• Exercise task
Present every data line below as a Markdown table with the columns Row and Line, numbering each row and leaving out any blank lines.

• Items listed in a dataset
····················

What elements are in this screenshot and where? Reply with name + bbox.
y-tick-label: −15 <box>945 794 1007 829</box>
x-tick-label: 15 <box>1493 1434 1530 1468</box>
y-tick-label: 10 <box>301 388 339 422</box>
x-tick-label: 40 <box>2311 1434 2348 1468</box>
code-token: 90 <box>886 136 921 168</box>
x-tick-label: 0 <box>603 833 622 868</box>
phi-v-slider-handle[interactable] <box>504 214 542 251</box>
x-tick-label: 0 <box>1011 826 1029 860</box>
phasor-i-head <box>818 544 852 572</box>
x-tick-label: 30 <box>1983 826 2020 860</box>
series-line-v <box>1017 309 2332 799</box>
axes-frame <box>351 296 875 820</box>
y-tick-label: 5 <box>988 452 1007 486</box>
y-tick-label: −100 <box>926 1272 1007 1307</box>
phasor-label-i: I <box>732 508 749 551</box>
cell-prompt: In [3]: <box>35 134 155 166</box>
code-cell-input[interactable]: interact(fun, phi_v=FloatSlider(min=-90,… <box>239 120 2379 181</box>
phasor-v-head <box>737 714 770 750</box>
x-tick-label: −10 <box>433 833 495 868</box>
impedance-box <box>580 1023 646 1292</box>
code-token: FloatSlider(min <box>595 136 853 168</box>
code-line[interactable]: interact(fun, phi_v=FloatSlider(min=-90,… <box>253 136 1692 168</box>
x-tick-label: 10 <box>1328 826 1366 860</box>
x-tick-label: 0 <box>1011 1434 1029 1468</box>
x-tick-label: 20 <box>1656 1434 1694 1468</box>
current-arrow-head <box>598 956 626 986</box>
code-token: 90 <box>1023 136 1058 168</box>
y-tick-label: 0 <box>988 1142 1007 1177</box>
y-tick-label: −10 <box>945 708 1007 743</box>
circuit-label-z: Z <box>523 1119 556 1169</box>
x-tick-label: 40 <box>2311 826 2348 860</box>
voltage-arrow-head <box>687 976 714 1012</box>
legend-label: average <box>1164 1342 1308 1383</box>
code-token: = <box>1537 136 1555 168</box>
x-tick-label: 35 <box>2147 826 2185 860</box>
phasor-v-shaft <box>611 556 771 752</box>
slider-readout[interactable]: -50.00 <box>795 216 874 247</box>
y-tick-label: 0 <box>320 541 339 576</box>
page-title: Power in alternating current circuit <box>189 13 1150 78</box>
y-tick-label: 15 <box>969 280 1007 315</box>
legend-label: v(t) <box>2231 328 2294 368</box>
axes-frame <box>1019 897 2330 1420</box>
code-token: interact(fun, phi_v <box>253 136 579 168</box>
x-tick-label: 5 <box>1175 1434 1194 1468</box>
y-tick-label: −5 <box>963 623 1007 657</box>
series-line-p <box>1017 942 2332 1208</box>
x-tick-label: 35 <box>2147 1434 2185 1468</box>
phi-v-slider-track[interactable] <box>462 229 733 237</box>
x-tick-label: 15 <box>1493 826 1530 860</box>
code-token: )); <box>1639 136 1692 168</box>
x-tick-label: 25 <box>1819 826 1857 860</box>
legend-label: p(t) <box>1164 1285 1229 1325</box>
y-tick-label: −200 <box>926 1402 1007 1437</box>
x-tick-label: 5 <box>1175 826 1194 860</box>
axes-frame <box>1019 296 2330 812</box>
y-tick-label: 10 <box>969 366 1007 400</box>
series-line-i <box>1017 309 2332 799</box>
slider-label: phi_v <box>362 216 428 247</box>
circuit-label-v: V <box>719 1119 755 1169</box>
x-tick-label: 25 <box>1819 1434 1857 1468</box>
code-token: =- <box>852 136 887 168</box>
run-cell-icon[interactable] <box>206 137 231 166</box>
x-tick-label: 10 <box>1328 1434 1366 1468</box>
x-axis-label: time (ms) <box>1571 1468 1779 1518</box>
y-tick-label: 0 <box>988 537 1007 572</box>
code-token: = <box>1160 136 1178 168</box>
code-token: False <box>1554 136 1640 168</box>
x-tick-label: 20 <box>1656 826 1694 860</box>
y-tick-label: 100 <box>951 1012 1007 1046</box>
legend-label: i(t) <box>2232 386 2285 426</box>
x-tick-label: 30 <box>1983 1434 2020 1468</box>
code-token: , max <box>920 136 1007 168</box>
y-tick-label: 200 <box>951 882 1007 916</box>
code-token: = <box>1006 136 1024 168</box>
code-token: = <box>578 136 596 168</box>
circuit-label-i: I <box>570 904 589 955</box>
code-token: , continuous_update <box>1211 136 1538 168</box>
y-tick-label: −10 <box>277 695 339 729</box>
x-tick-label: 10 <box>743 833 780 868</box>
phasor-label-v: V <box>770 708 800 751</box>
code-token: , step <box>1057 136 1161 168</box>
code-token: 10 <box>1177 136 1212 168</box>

····················

• Task output
| Row | Line |
|---|---|
| 1 | What elements are in this screenshot and where? Reply with name + bbox. |
| 2 | y-tick-label: −15 <box>945 794 1007 829</box> |
| 3 | x-tick-label: 15 <box>1493 1434 1530 1468</box> |
| 4 | y-tick-label: 10 <box>301 388 339 422</box> |
| 5 | x-tick-label: 40 <box>2311 1434 2348 1468</box> |
| 6 | code-token: 90 <box>886 136 921 168</box> |
| 7 | x-tick-label: 0 <box>603 833 622 868</box> |
| 8 | phi-v-slider-handle[interactable] <box>504 214 542 251</box> |
| 9 | x-tick-label: 0 <box>1011 826 1029 860</box> |
| 10 | phasor-i-head <box>818 544 852 572</box> |
| 11 | x-tick-label: 30 <box>1983 826 2020 860</box> |
| 12 | series-line-v <box>1017 309 2332 799</box> |
| 13 | axes-frame <box>351 296 875 820</box> |
| 14 | y-tick-label: 5 <box>988 452 1007 486</box> |
| 15 | y-tick-label: −100 <box>926 1272 1007 1307</box> |
| 16 | phasor-label-i: I <box>732 508 749 551</box> |
| 17 | cell-prompt: In [3]: <box>35 134 155 166</box> |
| 18 | code-cell-input[interactable]: interact(fun, phi_v=FloatSlider(min=-90,… <box>239 120 2379 181</box> |
| 19 | phasor-v-head <box>737 714 770 750</box> |
| 20 | x-tick-label: −10 <box>433 833 495 868</box> |
| 21 | impedance-box <box>580 1023 646 1292</box> |
| 22 | code-token: FloatSlider(min <box>595 136 853 168</box> |
| 23 | code-line[interactable]: interact(fun, phi_v=FloatSlider(min=-90,… <box>253 136 1692 168</box> |
| 24 | x-tick-label: 10 <box>1328 826 1366 860</box> |
| 25 | x-tick-label: 0 <box>1011 1434 1029 1468</box> |
| 26 | x-tick-label: 20 <box>1656 1434 1694 1468</box> |
| 27 | current-arrow-head <box>598 956 626 986</box> |
| 28 | code-token: 90 <box>1023 136 1058 168</box> |
| 29 | y-tick-label: 0 <box>988 1142 1007 1177</box> |
| 30 | y-tick-label: −10 <box>945 708 1007 743</box> |
| 31 | circuit-label-z: Z <box>523 1119 556 1169</box> |
| 32 | x-tick-label: 40 <box>2311 826 2348 860</box> |
| 33 | voltage-arrow-head <box>687 976 714 1012</box> |
| 34 | legend-label: average <box>1164 1342 1308 1383</box> |
| 35 | code-token: = <box>1537 136 1555 168</box> |
| 36 | x-tick-label: 35 <box>2147 826 2185 860</box> |
| 37 | phasor-v-shaft <box>611 556 771 752</box> |
| 38 | slider-readout[interactable]: -50.00 <box>795 216 874 247</box> |
| 39 | y-tick-label: 0 <box>320 541 339 576</box> |
| 40 | page-title: Power in alternating current circuit <box>189 13 1150 78</box> |
| 41 | y-tick-label: 15 <box>969 280 1007 315</box> |
| 42 | legend-label: v(t) <box>2231 328 2294 368</box> |
| 43 | axes-frame <box>1019 897 2330 1420</box> |
| 44 | code-token: interact(fun, phi_v <box>253 136 579 168</box> |
| 45 | x-tick-label: 5 <box>1175 1434 1194 1468</box> |
| 46 | y-tick-label: −5 <box>963 623 1007 657</box> |
| 47 | series-line-p <box>1017 942 2332 1208</box> |
| 48 | x-tick-label: 35 <box>2147 1434 2185 1468</box> |
| 49 | phi-v-slider-track[interactable] <box>462 229 733 237</box> |
| 50 | x-tick-label: 15 <box>1493 826 1530 860</box> |
| 51 | code-token: )); <box>1639 136 1692 168</box> |
| 52 | x-tick-label: 25 <box>1819 826 1857 860</box> |
| 53 | legend-label: p(t) <box>1164 1285 1229 1325</box> |
| 54 | y-tick-label: −200 <box>926 1402 1007 1437</box> |
| 55 | x-tick-label: 5 <box>1175 826 1194 860</box> |
| 56 | axes-frame <box>1019 296 2330 812</box> |
| 57 | y-tick-label: 10 <box>969 366 1007 400</box> |
| 58 | series-line-i <box>1017 309 2332 799</box> |
| 59 | slider-label: phi_v <box>362 216 428 247</box> |
| 60 | circuit-label-v: V <box>719 1119 755 1169</box> |
| 61 | x-tick-label: 25 <box>1819 1434 1857 1468</box> |
| 62 | code-token: =- <box>852 136 887 168</box> |
| 63 | run-cell-icon[interactable] <box>206 137 231 166</box> |
| 64 | x-tick-label: 10 <box>1328 1434 1366 1468</box> |
| 65 | x-axis-label: time (ms) <box>1571 1468 1779 1518</box> |
| 66 | y-tick-label: 0 <box>988 537 1007 572</box> |
| 67 | code-token: = <box>1160 136 1178 168</box> |
| 68 | code-token: False <box>1554 136 1640 168</box> |
| 69 | x-tick-label: 20 <box>1656 826 1694 860</box> |
| 70 | y-tick-label: 100 <box>951 1012 1007 1046</box> |
| 71 | legend-label: i(t) <box>2232 386 2285 426</box> |
| 72 | x-tick-label: 30 <box>1983 1434 2020 1468</box> |
| 73 | code-token: , max <box>920 136 1007 168</box> |
| 74 | y-tick-label: 200 <box>951 882 1007 916</box> |
| 75 | code-token: = <box>1006 136 1024 168</box> |
| 76 | code-token: = <box>578 136 596 168</box> |
| 77 | circuit-label-i: I <box>570 904 589 955</box> |
| 78 | code-token: , continuous_update <box>1211 136 1538 168</box> |
| 79 | y-tick-label: −10 <box>277 695 339 729</box> |
| 80 | x-tick-label: 10 <box>743 833 780 868</box> |
| 81 | phasor-label-v: V <box>770 708 800 751</box> |
| 82 | code-token: , step <box>1057 136 1161 168</box> |
| 83 | code-token: 10 <box>1177 136 1212 168</box> |